▶ DATASET EXCERPTS:
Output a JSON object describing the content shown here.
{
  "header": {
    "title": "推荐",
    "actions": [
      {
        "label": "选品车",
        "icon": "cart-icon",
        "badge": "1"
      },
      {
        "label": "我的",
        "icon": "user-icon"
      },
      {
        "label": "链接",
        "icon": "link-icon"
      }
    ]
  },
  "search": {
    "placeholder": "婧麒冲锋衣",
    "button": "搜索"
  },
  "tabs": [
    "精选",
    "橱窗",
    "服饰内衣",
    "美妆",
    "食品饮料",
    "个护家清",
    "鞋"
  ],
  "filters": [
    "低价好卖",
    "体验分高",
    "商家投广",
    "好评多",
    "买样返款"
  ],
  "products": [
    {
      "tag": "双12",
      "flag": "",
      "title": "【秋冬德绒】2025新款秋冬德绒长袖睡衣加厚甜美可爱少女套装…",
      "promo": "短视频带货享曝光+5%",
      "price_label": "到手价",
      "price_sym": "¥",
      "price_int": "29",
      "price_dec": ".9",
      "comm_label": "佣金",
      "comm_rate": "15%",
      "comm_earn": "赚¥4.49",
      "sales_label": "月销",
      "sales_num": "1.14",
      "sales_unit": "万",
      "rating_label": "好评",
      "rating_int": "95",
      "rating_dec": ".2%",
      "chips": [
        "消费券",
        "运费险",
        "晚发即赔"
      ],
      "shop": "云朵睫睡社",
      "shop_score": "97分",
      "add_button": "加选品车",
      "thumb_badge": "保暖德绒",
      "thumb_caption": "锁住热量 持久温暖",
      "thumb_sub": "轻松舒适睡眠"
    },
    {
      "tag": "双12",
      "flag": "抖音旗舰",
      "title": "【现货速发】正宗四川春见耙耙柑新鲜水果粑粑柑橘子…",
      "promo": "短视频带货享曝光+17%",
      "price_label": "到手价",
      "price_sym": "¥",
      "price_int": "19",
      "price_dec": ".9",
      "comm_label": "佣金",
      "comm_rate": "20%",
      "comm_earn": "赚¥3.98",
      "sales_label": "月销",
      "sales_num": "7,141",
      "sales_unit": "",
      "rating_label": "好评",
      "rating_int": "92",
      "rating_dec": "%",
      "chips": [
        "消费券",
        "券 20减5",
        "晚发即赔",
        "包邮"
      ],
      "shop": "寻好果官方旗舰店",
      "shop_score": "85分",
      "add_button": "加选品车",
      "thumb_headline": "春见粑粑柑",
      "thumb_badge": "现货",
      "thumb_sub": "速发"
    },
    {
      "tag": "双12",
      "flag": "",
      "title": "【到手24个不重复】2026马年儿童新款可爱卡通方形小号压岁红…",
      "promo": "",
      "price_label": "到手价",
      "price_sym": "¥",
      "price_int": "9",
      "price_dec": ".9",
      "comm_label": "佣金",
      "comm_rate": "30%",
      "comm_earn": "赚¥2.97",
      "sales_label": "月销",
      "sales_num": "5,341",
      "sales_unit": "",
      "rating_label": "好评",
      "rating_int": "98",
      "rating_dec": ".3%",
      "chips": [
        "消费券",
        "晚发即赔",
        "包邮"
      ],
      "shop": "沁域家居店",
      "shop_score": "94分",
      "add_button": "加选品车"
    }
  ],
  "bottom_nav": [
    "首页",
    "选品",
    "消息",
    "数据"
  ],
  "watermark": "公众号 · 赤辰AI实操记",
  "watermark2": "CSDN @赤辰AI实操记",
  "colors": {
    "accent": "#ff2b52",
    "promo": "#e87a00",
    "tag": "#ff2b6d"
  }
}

▶ SET PROBLEM:
Produce an exact copy of every entry above.

▶ ANSWER IN FULL:
Output a JSON object describing the content shown here.
{
  "header": {
    "title": "推荐",
    "actions": [
      {
        "label": "选品车",
        "icon": "cart-icon",
        "badge": "1"
      },
      {
        "label": "我的",
        "icon": "user-icon"
      },
      {
        "label": "链接",
        "icon": "link-icon"
      }
    ]
  },
  "search": {
    "placeholder": "婧麒冲锋衣",
    "button": "搜索"
  },
  "tabs": [
    "精选",
    "橱窗",
    "服饰内衣",
    "美妆",
    "食品饮料",
    "个护家清",
    "鞋"
  ],
  "filters": [
    "低价好卖",
    "体验分高",
    "商家投广",
    "好评多",
    "买样返款"
  ],
  "products": [
    {
      "tag": "双12",
      "flag": "",
      "title": "【秋冬德绒】2025新款秋冬德绒长袖睡衣加厚甜美可爱少女套装…",
      "promo": "短视频带货享曝光+5%",
      "price_label": "到手价",
      "price_sym": "¥",
      "price_int": "29",
      "price_dec": ".9",
      "comm_label": "佣金",
      "comm_rate": "15%",
      "comm_earn": "赚¥4.49",
      "sales_label": "月销",
      "sales_num": "1.14",
      "sales_unit": "万",
      "rating_label": "好评",
      "rating_int": "95",
      "rating_dec": ".2%",
      "chips": [
        "消费券",
        "运费险",
        "晚发即赔"
      ],
      "shop": "云朵睫睡社",
      "shop_score": "97分",
      "add_button": "加选品车",
      "thumb_badge": "保暖德绒",
      "thumb_caption": "锁住热量 持久温暖",
      "thumb_sub": "轻松舒适睡眠"
    },
    {
      "tag": "双12",
      "flag": "抖音旗舰",
      "title": "【现货速发】正宗四川春见耙耙柑新鲜水果粑粑柑橘子…",
      "promo": "短视频带货享曝光+17%",
      "price_label": "到手价",
      "price_sym": "¥",
      "price_int": "19",
      "price_dec": ".9",
      "comm_label": "佣金",
      "comm_rate": "20%",
      "comm_earn": "赚¥3.98",
      "sales_label": "月销",
      "sales_num": "7,141",
      "sales_unit": "",
      "rating_label": "好评",
      "rating_int": "92",
      "rating_dec": "%",
      "chips": [
        "消费券",
        "券 20减5",
        "晚发即赔",
        "包邮"
      ],
      "shop": "寻好果官方旗舰店",
      "shop_score": "85分",
      "add_button": "加选品车",
      "thumb_headline": "春见粑粑柑",
      "thumb_badge": "现货",
      "thumb_sub": "速发"
    },
    {
      "tag": "双12",
      "flag": "",
      "title": "【到手24个不重复】2026马年儿童新款可爱卡通方形小号压岁红…",
      "promo": "",
      "price_label": "到手价",
      "price_sym": "¥",
      "price_int": "9",
      "price_dec": ".9",
      "comm_label": "佣金",
      "comm_rate": "30%",
      "comm_earn": "赚¥2.97",
      "sales_label": "月销",
      "sales_num": "5,341",
      "sales_unit": "",
      "rating_label": "好评",
      "rating_int": "98",
      "rating_dec": ".3%",
      "chips": [
        "消费券",
        "晚发即赔",
        "包邮"
      ],
      "shop": "沁域家居店",
      "shop_score": "94分",
      "add_button": "加选品车"
    }
  ],
  "bottom_nav": [
    "首页",
    "选品",
    "消息",
    "数据"
  ],
  "watermark": "公众号 · 赤辰AI实操记",
  "watermark2": "CSDN @赤辰AI实操记",
  "colors": {
    "accent": "#ff2b52",
    "promo": "#e87a00",
    "tag": "#ff2b6d"
  }
}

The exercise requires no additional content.